What you have to do:
Repeat the lines that follow, leaving nothing out.

--- start Given entries ---

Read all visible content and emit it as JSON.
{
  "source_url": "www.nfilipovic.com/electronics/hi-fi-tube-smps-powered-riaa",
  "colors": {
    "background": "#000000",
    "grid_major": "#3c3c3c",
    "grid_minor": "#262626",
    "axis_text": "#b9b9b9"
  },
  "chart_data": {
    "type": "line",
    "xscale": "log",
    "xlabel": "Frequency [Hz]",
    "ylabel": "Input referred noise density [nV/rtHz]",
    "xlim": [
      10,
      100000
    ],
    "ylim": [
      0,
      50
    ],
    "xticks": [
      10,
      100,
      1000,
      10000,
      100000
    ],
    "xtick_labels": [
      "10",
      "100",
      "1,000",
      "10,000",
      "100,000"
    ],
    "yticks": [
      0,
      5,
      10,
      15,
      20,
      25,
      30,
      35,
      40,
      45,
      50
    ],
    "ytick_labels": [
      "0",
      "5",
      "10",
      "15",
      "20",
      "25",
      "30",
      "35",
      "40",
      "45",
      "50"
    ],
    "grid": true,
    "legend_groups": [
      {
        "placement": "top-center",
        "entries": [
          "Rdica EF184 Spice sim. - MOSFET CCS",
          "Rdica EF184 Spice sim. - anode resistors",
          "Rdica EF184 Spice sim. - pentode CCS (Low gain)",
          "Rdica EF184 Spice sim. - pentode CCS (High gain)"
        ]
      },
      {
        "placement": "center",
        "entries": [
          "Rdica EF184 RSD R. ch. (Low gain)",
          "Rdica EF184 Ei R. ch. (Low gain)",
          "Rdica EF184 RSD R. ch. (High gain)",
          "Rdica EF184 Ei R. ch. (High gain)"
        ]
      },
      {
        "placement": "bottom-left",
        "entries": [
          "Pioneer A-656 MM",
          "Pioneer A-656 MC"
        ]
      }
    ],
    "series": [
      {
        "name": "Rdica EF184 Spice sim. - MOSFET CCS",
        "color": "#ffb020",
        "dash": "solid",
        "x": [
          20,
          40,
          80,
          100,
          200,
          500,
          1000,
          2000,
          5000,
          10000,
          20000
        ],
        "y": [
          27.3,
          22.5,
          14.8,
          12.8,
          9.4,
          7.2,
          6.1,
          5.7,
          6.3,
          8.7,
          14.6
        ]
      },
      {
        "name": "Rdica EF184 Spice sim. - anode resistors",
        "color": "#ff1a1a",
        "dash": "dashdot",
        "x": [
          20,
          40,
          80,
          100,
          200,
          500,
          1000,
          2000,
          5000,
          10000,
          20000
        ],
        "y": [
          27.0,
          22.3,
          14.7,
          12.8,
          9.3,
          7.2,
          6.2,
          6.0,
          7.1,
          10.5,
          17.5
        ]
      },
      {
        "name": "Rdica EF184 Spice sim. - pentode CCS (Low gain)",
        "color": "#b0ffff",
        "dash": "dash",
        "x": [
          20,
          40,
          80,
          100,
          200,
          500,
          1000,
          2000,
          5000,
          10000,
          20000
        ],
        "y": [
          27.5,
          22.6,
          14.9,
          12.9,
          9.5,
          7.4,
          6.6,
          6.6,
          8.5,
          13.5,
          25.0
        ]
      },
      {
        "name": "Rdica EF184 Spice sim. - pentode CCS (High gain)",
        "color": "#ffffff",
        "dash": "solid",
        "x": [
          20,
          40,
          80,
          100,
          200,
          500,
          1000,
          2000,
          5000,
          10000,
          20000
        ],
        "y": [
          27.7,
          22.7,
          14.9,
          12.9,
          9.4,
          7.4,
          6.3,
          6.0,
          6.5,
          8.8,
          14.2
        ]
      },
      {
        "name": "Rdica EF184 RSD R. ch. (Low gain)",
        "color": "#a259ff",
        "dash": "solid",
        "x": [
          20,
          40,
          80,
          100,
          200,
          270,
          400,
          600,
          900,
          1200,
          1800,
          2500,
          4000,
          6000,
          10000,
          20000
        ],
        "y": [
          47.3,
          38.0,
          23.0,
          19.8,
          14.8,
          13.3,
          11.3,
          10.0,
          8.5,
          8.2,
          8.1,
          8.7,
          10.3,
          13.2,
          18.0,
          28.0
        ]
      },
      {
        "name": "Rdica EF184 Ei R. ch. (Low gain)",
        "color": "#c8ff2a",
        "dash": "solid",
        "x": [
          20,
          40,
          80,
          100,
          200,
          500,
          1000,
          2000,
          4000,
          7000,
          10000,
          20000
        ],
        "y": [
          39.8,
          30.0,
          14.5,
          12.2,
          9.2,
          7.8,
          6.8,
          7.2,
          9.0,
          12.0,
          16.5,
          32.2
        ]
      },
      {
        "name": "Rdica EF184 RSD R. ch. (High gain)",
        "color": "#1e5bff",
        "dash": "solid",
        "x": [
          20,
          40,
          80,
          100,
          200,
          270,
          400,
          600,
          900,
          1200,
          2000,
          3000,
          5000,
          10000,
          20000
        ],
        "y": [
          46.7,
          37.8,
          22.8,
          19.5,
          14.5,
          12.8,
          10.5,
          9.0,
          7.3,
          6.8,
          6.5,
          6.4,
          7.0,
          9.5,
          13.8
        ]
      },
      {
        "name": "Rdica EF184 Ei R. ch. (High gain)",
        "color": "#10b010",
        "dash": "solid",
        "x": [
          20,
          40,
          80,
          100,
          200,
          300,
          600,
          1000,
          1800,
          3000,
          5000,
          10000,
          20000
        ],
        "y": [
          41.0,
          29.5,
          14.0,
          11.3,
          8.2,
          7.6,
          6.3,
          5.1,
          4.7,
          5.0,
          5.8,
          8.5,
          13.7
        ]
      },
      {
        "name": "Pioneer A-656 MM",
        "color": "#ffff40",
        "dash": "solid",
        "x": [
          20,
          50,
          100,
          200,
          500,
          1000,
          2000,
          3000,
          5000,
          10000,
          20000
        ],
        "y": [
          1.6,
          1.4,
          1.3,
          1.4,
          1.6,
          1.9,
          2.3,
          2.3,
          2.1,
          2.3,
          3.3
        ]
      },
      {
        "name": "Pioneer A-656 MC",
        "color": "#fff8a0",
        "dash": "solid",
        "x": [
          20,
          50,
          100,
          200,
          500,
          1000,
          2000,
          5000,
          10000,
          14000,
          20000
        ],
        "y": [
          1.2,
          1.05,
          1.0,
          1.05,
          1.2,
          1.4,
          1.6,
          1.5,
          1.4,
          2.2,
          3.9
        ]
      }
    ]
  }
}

--- end Given entries ---

Result of the exercise:
Read all visible content and emit it as JSON.
{
  "source_url": "www.nfilipovic.com/electronics/hi-fi-tube-smps-powered-riaa",
  "colors": {
    "background": "#000000",
    "grid_major": "#3c3c3c",
    "grid_minor": "#262626",
    "axis_text": "#b9b9b9"
  },
  "chart_data": {
    "type": "line",
    "xscale": "log",
    "xlabel": "Frequency [Hz]",
    "ylabel": "Input referred noise density [nV/rtHz]",
    "xlim": [
      10,
      100000
    ],
    "ylim": [
      0,
      50
    ],
    "xticks": [
      10,
      100,
      1000,
      10000,
      100000
    ],
    "xtick_labels": [
      "10",
      "100",
      "1,000",
      "10,000",
      "100,000"
    ],
    "yticks": [
      0,
      5,
      10,
      15,
      20,
      25,
      30,
      35,
      40,
      45,
      50
    ],
    "ytick_labels": [
      "0",
      "5",
      "10",
      "15",
      "20",
      "25",
      "30",
      "35",
      "40",
      "45",
      "50"
    ],
    "grid": true,
    "legend_groups": [
      {
        "placement": "top-center",
        "entries": [
          "Rdica EF184 Spice sim. - MOSFET CCS",
          "Rdica EF184 Spice sim. - anode resistors",
          "Rdica EF184 Spice sim. - pentode CCS (Low gain)",
          "Rdica EF184 Spice sim. - pentode CCS (High gain)"
        ]
      },
      {
        "placement": "center",
        "entries": [
          "Rdica EF184 RSD R. ch. (Low gain)",
          "Rdica EF184 Ei R. ch. (Low gain)",
          "Rdica EF184 RSD R. ch. (High gain)",
          "Rdica EF184 Ei R. ch. (High gain)"
        ]
      },
      {
        "placement": "bottom-left",
        "entries": [
          "Pioneer A-656 MM",
          "Pioneer A-656 MC"
        ]
      }
    ],
    "series": [
      {
        "name": "Rdica EF184 Spice sim. - MOSFET CCS",
        "color": "#ffb020",
        "dash": "solid",
        "x": [
          20,
          40,
          80,
          100,
          200,
          500,
          1000,
          2000,
          5000,
          10000,
          20000
        ],
        "y": [
          27.3,
          22.5,
          14.8,
          12.8,
          9.4,
          7.2,
          6.1,
          5.7,
          6.3,
          8.7,
          14.6
        ]
      },
      {
        "name": "Rdica EF184 Spice sim. - anode resistors",
        "color": "#ff1a1a",
        "dash": "dashdot",
        "x": [
          20,
          40,
          80,
          100,
          200,
          500,
          1000,
          2000,
          5000,
          10000,
          20000
        ],
        "y": [
          27.0,
          22.3,
          14.7,
          12.8,
          9.3,
          7.2,
          6.2,
          6.0,
          7.1,
          10.5,
          17.5
        ]
      },
      {
        "name": "Rdica EF184 Spice sim. - pentode CCS (Low gain)",
        "color": "#b0ffff",
        "dash": "dash",
        "x": [
          20,
          40,
          80,
          100,
          200,
          500,
          1000,
          2000,
          5000,
          10000,
          20000
        ],
        "y": [
          27.5,
          22.6,
          14.9,
          12.9,
          9.5,
          7.4,
          6.6,
          6.6,
          8.5,
          13.5,
          25.0
        ]
      },
      {
        "name": "Rdica EF184 Spice sim. - pentode CCS (High gain)",
        "color": "#ffffff",
        "dash": "solid",
        "x": [
          20,
          40,
          80,
          100,
          200,
          500,
          1000,
          2000,
          5000,
          10000,
          20000
        ],
        "y": [
          27.7,
          22.7,
          14.9,
          12.9,
          9.4,
          7.4,
          6.3,
          6.0,
          6.5,
          8.8,
          14.2
        ]
      },
      {
        "name": "Rdica EF184 RSD R. ch. (Low gain)",
        "color": "#a259ff",
        "dash": "solid",
        "x": [
          20,
          40,
          80,
          100,
          200,
          270,
          400,
          600,
          900,
          1200,
          1800,
          2500,
          4000,
          6000,
          10000,
          20000
        ],
        "y": [
          47.3,
          38.0,
          23.0,
          19.8,
          14.8,
          13.3,
          11.3,
          10.0,
          8.5,
          8.2,
          8.1,
          8.7,
          10.3,
          13.2,
          18.0,
          28.0
        ]
      },
      {
        "name": "Rdica EF184 Ei R. ch. (Low gain)",
        "color": "#c8ff2a",
        "dash": "solid",
        "x": [
          20,
          40,
          80,
          100,
          200,
          500,
          1000,
          2000,
          4000,
          7000,
          10000,
          20000
        ],
        "y": [
          39.8,
          30.0,
          14.5,
          12.2,
          9.2,
          7.8,
          6.8,
          7.2,
          9.0,
          12.0,
          16.5,
          32.2
        ]
      },
      {
        "name": "Rdica EF184 RSD R. ch. (High gain)",
        "color": "#1e5bff",
        "dash": "solid",
        "x": [
          20,
          40,
          80,
          100,
          200,
          270,
          400,
          600,
          900,
          1200,
          2000,
          3000,
          5000,
          10000,
          20000
        ],
        "y": [
          46.7,
          37.8,
          22.8,
          19.5,
          14.5,
          12.8,
          10.5,
          9.0,
          7.3,
          6.8,
          6.5,
          6.4,
          7.0,
          9.5,
          13.8
        ]
      },
      {
        "name": "Rdica EF184 Ei R. ch. (High gain)",
        "color": "#10b010",
        "dash": "solid",
        "x": [
          20,
          40,
          80,
          100,
          200,
          300,
          600,
          1000,
          1800,
          3000,
          5000,
          10000,
          20000
        ],
        "y": [
          41.0,
          29.5,
          14.0,
          11.3,
          8.2,
          7.6,
          6.3,
          5.1,
          4.7,
          5.0,
          5.8,
          8.5,
          13.7
        ]
      },
      {
        "name": "Pioneer A-656 MM",
        "color": "#ffff40",
        "dash": "solid",
        "x": [
          20,
          50,
          100,
          200,
          500,
          1000,
          2000,
          3000,
          5000,
          10000,
          20000
        ],
        "y": [
          1.6,
          1.4,
          1.3,
          1.4,
          1.6,
          1.9,
          2.3,
          2.3,
          2.1,
          2.3,
          3.3
        ]
      },
      {
        "name": "Pioneer A-656 MC",
        "color": "#fff8a0",
        "dash": "solid",
        "x": [
          20,
          50,
          100,
          200,
          500,
          1000,
          2000,
          5000,
          10000,
          14000,
          20000
        ],
        "y": [
          1.2,
          1.05,
          1.0,
          1.05,
          1.2,
          1.4,
          1.6,
          1.5,
          1.4,
          2.2,
          3.9
        ]
      }
    ]
  }
}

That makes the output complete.